#### [TO-DO LIST]
[A] Summarize the forum thread about riding powder in New York in two sentences.
[B] List the usernames of everyone who posts in the forum thread about riding powder in New York.
[C] Copy the part of the forum thread about riding powder in New York starting at "I just finished" and ending at "book mentioned above.".

#### [DOCUMENT SEGMENT]
****

# Riding Pow in NY



## ThunderChunky (Oct 1, 2011)

I already know that this is ridiculous so if you don't have anything helpful than just say so. I was wondering if there is any place that might have a "sidecountry" type of riding in NY. Something more west would be cool, but I know Adirondacks is where it's gonna be. Just anywhere I could ride that isn't a ski resort. Maybe a cross country place, might have some mellow hills to ride.


----------



## snowvols (Apr 16, 2008)

Amazon.com: Best Backcountry Skiing in the Northeast: 50 Classic Ski Tours in New England and New York (9781934028148): David Goodman: Books

You are welcome...


----------



## ThunderChunky (Oct 1, 2011)

Screw you, :laugh: I don't want to read a book.


----------



## snowvols (Apr 16, 2008)

Books will tell you proper skin track locations if there aren't anywhich can help keep avy exposure minimal. Agh screw it go to your local golf course and ride a small hill there. Is there any difference in vert?


----------



## LuckyRVA (Jan 18, 2011)

snowvols said:


> Amazon.com: Best Backcountry Skiing in the Northeast: 50 Classic Ski Tours in New England and New York (9781934028148): David Goodman: Books
> 
> You are welcome...



I just picked this book up about two weeks ago. It is very informative. Although, the section on NY backcountry is a little short.


----------



## ThunderChunky (Oct 1, 2011)

Yea, me and my friends are heading up to Whiteface sometime this year. We are just going to feel it out up there. As for snowmobiling to a place. I found a little public park near me with a 1,600 to like 300 gladed area. It's only 5 miles from me with snowmobile trails leading to it so it should be an easy snow day from college trip. Any one whose been to Whiteface or Gore know if the side country or backcountry there is rideable or is it too gladed.


----------



## LuckyRVA (Jan 18, 2011)

I just finished reading the section on backcountry near Lake Placid. Apparently there is a long trail that is either skinable or snowshoeable (is that a word) that spans across several towns with maintained downhill riding areas in between. If I remember correctly they mentioned that it is illegal to cut new trails so the exhisting trails are the only thing that it rideable. The glades may be too thick to ride. But, don't take my word for it. 

Also, I destinctly remember them mentioning that trail maps should be available in the Lake Placid area. You really should pick up the book mentioned above.


----------



## ThunderChunky (Oct 1, 2011)

I live in Western NY though. I actually might when I get a few extra bucks here. Have you been to Gore or White Face, jw cause I was in Stowe last year and by the looks of it, it would be pretty hard to backcountry in the Northeast coast. It is too gladed. I just want to know if Gore or WF has a rideable backcountry.


----------



## WasatchMan (Aug 30, 2011)

you read forums all day....why not a book..? :dunno:


----------



## ThunderChunky (Oct 1, 2011)

That's true. I was just messing with him, I am getting it. I just figured there would be info out there besides a book. But it's NY so I kinda figured. How does it work in like BC. Is all that backcountry people ride like unowned land or national parks or something? Everything is owned here. The only place left to look is parks, except Upstate a little more.

****

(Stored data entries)

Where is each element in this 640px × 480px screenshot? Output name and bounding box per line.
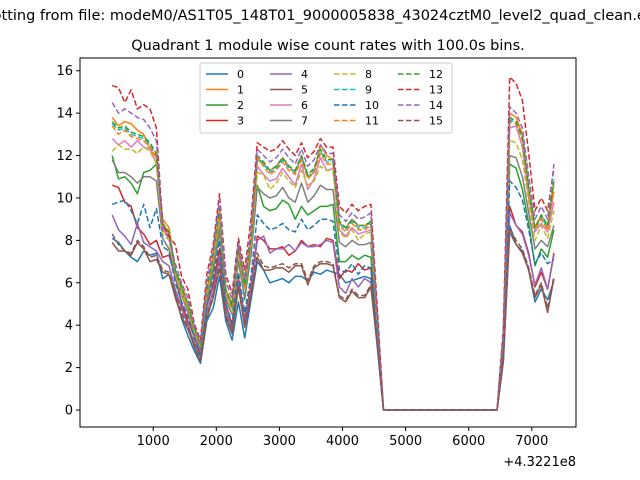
y-tick-label: 0 — [65, 404, 73, 419]
legend-label-11: 11 — [365, 115, 379, 128]
y-tick-label: 14 — [56, 107, 73, 122]
legend-label-1: 1 — [237, 84, 244, 97]
legend-label-0: 0 — [237, 68, 244, 81]
x-axis-offset-label: +4.3221e8 — [503, 455, 576, 470]
legend-label-5: 5 — [301, 84, 308, 97]
legend-label-9: 9 — [365, 84, 372, 97]
legend-label-14: 14 — [429, 99, 443, 112]
y-tick-label: 2 — [65, 361, 73, 376]
y-tick-label: 12 — [56, 149, 73, 164]
legend-label-8: 8 — [365, 68, 372, 81]
y-tick-label: 6 — [65, 276, 73, 291]
series-line-14 — [111, 102, 555, 411]
y-tick-label: 4 — [65, 319, 73, 334]
series-layer — [111, 76, 555, 411]
legend-label-4: 4 — [301, 68, 308, 81]
x-tick-label: 7000 — [515, 434, 548, 449]
x-tick-label: 5000 — [389, 434, 422, 449]
legend-label-7: 7 — [301, 115, 308, 128]
y-tick-label: 16 — [56, 64, 73, 79]
series-line-15 — [111, 226, 555, 411]
x-tick-label: 6000 — [452, 434, 485, 449]
x-tick-label: 2000 — [200, 434, 233, 449]
x-tick-label: 3000 — [263, 434, 296, 449]
figure-suptitle: Plotting from file: modeM0/AS1T05_148T01… — [0, 8, 640, 24]
legend-label-13: 13 — [429, 84, 443, 97]
axes-frame — [79, 57, 577, 428]
ticks-layer: 1000 2000 3000 4000 5000 6000 7000024681012141… — [56, 64, 548, 449]
x-tick-label: 1000 — [137, 434, 170, 449]
y-tick-label: 10 — [56, 191, 73, 206]
legend-label-12: 12 — [429, 68, 443, 81]
legend-label-3: 3 — [237, 115, 244, 128]
x-tick-label: 4000 — [326, 434, 359, 449]
legend-label-10: 10 — [365, 99, 379, 112]
legend-box — [199, 62, 453, 134]
y-tick-label: 8 — [65, 234, 73, 249]
legend-label-6: 6 — [301, 99, 308, 112]
legend-label-2: 2 — [237, 99, 244, 112]
chart-title: Quadrant 1 module wise count rates with … — [131, 38, 525, 54]
legend-label-15: 15 — [429, 115, 443, 128]
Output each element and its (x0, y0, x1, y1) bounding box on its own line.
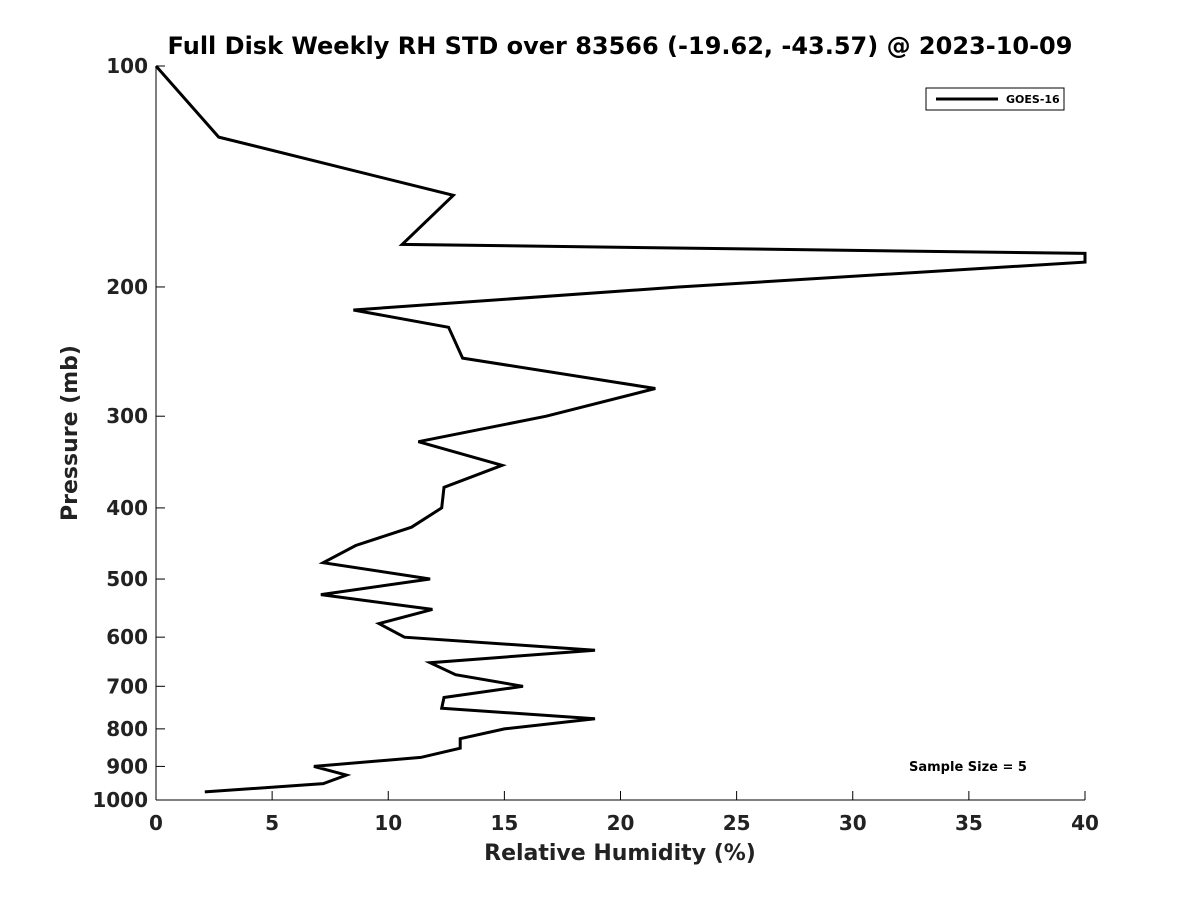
x-tick-label: 0 (149, 811, 163, 835)
y-tick-label: 200 (106, 275, 148, 299)
y-tick-label: 600 (106, 625, 148, 649)
y-tick-label: 700 (106, 674, 148, 698)
y-tick-label: 400 (106, 496, 148, 520)
x-tick-label: 30 (839, 811, 867, 835)
x-tick-label: 15 (490, 811, 518, 835)
y-tick-label: 300 (106, 404, 148, 428)
legend: GOES-16 (925, 87, 1065, 111)
x-tick-label: 20 (607, 811, 635, 835)
series-line-goes-16 (154, 65, 1087, 794)
y-tick-label: 100 (106, 54, 148, 78)
chart-title: Full Disk Weekly RH STD over 83566 (-19.… (168, 32, 1073, 60)
y-tick-label: 1000 (92, 788, 148, 812)
y-tick-label: 500 (106, 567, 148, 591)
x-tick-label: 25 (723, 811, 751, 835)
x-tick-label: 5 (265, 811, 279, 835)
sample-size-annotation: Sample Size = 5 (909, 760, 1027, 775)
x-tick-label: 35 (955, 811, 983, 835)
x-axis-label: Relative Humidity (%) (484, 841, 756, 866)
y-tick-label: 800 (106, 717, 148, 741)
x-tick-label: 40 (1071, 811, 1099, 835)
y-tick-label: 900 (106, 754, 148, 778)
plot-area: 0 5 10 15 20 25 30 35 40 100 200 300 400 500 600 700 800… (92, 54, 1099, 835)
legend-label-goes-16: GOES-16 (1006, 93, 1060, 106)
x-tick-label: 10 (374, 811, 402, 835)
y-axis-label: Pressure (mb) (58, 345, 83, 521)
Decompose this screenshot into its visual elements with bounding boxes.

****

#### [SOLUTION LIST]
[A] A poster asks whether there is anywhere in New York to ride "sidecountry" terrain outside a ski resort, and another user answers by recommending a book on backcountry skiing in the Northeast. One reader of that book reports that it describes a long trail near Lake Placid and that cutting new trails is illegal, while the original poster keeps asking whether Gore or Whiteface has rideable backcountry.

[B]
ThunderChunky
snowvols
LuckyRVA
WasatchMan

[C]
I just finished reading the section on backcountry near Lake Placid. Apparently there is a long trail that is either skinable or snowshoeable (is that a word) that spans across several towns with maintained downhill riding areas in between. If I remember correctly they mentioned that it is illegal to cut new trails so the exhisting trails are the only thing that it rideable. The glades may be too thick to ride. But, don't take my word for it. 

Also, I destinctly remember them mentioning that trail maps should be available in the Lake Placid area. You really should pick up the book mentioned above.